* **Data lines**
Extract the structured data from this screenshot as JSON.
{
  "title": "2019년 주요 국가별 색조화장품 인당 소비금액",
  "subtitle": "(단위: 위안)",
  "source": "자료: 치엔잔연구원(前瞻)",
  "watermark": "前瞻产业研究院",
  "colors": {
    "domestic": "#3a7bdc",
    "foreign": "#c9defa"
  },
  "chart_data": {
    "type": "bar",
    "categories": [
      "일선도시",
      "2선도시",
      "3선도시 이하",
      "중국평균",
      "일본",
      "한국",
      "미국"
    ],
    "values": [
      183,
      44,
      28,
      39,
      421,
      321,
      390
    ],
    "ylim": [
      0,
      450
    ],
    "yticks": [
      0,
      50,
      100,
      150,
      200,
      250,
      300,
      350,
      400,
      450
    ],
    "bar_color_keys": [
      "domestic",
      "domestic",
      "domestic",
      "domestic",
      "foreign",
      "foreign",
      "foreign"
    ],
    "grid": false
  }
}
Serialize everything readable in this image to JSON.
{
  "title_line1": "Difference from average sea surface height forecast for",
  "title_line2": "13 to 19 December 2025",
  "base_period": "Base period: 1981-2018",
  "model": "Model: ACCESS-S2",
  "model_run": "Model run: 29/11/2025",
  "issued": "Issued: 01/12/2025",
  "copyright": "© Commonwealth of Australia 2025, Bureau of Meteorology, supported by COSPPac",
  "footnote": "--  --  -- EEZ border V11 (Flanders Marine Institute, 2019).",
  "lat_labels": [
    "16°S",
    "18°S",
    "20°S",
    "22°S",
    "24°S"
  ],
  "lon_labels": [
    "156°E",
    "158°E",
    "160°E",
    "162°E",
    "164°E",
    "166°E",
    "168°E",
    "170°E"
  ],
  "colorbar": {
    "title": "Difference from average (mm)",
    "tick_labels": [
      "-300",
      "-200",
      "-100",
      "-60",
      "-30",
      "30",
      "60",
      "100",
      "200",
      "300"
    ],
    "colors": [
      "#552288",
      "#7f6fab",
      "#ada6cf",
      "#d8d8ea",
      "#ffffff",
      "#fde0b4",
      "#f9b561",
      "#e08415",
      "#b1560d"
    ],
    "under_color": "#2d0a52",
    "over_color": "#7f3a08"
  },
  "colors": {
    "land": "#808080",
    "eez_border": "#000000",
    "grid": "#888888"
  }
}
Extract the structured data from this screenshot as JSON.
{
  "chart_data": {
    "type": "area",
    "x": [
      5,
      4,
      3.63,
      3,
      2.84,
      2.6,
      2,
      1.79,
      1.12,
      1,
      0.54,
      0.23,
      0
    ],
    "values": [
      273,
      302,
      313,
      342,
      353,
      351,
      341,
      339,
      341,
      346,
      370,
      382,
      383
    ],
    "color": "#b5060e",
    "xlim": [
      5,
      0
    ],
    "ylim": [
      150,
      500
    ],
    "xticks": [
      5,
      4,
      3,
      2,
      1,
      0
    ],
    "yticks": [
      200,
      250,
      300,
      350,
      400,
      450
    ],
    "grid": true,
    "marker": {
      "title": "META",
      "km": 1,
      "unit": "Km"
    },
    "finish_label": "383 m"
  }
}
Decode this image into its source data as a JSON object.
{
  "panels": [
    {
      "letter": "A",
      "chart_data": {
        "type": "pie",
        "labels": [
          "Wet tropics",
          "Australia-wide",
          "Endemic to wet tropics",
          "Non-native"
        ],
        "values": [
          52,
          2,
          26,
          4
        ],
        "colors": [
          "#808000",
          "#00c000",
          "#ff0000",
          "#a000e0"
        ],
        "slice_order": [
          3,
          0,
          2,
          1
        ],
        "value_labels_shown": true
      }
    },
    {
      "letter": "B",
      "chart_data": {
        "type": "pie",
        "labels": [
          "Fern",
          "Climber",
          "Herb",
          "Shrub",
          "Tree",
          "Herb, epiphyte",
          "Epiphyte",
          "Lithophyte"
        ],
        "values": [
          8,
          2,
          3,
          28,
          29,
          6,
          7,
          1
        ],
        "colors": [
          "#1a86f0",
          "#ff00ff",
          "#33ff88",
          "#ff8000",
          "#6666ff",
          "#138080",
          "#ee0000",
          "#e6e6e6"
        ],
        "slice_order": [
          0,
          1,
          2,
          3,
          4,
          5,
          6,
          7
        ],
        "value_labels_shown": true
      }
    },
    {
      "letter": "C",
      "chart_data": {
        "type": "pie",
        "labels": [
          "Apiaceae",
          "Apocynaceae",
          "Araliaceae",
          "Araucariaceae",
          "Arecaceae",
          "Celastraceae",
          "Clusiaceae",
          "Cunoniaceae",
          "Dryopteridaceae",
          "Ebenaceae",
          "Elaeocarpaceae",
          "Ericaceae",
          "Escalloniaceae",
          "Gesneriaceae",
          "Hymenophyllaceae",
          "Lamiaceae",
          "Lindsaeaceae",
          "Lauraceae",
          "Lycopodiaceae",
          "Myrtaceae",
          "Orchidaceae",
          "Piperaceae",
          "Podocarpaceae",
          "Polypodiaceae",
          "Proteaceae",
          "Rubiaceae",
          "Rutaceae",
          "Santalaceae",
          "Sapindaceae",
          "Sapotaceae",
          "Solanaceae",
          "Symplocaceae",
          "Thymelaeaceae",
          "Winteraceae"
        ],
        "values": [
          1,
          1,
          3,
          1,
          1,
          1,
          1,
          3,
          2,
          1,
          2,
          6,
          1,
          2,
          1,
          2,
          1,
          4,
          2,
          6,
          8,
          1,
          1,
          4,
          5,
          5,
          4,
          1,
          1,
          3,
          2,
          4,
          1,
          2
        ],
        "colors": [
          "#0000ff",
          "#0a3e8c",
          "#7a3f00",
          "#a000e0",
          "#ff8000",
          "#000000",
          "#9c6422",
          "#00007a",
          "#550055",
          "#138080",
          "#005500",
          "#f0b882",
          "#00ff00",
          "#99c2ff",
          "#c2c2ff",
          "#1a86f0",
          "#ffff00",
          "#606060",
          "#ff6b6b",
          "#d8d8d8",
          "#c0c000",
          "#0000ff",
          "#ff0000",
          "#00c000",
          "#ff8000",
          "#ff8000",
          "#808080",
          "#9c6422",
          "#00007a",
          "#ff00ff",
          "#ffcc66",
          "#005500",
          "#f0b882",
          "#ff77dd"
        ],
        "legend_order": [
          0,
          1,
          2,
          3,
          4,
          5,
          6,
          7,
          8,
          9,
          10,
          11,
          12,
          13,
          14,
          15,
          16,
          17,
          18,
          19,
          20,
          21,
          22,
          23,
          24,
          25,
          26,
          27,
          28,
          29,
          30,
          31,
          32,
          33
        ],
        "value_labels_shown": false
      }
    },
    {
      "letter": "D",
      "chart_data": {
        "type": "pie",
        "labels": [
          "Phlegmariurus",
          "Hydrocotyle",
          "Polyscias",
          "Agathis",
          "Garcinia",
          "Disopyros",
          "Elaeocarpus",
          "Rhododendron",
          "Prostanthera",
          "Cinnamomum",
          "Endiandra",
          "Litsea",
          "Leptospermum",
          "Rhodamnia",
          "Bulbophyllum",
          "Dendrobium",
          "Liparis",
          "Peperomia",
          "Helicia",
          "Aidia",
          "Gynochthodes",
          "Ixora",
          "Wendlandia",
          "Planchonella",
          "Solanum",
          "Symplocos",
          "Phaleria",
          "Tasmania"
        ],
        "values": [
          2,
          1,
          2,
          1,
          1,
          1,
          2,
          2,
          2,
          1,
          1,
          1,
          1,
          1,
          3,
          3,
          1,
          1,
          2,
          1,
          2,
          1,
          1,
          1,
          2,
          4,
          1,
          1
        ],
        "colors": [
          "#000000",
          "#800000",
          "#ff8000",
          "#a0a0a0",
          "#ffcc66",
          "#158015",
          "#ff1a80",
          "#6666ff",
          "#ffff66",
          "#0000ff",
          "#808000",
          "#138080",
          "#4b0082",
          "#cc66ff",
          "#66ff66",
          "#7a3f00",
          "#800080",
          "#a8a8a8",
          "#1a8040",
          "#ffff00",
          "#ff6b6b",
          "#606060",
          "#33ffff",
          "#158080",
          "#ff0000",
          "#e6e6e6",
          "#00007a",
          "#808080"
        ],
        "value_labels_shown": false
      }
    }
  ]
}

* **Short task**
Where a line above includes "source", copy that line.

* **Full answer**
  "source": "자료: 치엔잔연구원(前瞻)",
Decode this image into its source data as a JSON object.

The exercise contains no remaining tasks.